* Job
Copy every line from the material below that holds "sterben".

* Working data
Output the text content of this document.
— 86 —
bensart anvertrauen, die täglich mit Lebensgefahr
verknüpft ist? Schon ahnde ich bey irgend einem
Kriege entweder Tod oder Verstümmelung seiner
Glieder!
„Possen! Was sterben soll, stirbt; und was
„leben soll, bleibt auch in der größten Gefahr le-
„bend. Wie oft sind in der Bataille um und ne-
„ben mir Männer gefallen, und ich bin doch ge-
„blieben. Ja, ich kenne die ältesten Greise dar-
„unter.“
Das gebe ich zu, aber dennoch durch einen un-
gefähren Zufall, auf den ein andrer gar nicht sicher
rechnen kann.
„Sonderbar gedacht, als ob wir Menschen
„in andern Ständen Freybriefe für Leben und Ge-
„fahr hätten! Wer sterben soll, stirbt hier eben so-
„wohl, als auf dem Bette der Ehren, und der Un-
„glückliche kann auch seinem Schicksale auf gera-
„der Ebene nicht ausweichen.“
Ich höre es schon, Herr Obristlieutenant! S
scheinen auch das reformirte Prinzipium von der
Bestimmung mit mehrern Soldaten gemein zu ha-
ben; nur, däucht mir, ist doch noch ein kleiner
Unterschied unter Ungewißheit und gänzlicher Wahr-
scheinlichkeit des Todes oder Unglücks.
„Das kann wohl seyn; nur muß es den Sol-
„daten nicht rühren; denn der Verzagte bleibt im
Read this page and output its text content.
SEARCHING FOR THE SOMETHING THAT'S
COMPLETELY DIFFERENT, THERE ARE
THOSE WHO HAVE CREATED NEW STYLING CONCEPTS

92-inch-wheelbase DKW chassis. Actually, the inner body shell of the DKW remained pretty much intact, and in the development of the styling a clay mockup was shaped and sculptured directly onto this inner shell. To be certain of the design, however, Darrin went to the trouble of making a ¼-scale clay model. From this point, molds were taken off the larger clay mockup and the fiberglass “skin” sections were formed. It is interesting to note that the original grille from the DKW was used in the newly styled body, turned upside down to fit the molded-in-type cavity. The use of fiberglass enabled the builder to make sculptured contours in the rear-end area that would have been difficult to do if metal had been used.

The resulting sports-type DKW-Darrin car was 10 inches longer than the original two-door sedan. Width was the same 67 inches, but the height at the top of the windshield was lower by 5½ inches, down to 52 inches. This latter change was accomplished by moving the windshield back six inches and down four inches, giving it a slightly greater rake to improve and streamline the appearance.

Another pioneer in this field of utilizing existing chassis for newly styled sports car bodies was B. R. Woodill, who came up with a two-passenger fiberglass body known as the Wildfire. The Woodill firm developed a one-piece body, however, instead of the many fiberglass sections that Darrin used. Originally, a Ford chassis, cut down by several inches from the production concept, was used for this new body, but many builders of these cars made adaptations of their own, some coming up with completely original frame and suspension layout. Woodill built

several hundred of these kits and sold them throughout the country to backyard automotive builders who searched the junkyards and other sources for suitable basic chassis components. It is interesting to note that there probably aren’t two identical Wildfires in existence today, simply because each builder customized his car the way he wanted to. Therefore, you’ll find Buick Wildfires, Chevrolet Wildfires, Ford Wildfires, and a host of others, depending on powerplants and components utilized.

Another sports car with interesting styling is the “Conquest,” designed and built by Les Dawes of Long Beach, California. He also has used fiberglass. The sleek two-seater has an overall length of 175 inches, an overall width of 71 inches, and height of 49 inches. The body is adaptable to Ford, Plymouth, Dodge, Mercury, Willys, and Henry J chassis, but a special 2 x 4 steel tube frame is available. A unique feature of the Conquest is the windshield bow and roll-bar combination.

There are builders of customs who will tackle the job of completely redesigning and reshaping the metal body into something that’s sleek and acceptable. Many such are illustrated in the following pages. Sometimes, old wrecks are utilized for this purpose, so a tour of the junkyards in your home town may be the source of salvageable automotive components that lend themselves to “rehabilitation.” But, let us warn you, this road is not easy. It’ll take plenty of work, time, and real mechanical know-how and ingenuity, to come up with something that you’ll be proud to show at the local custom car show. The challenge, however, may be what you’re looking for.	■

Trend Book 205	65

* Full output
„Possen! Was sterben soll, stirbt; und was
„fahr hätten! Wer sterben soll, stirbt hier eben so-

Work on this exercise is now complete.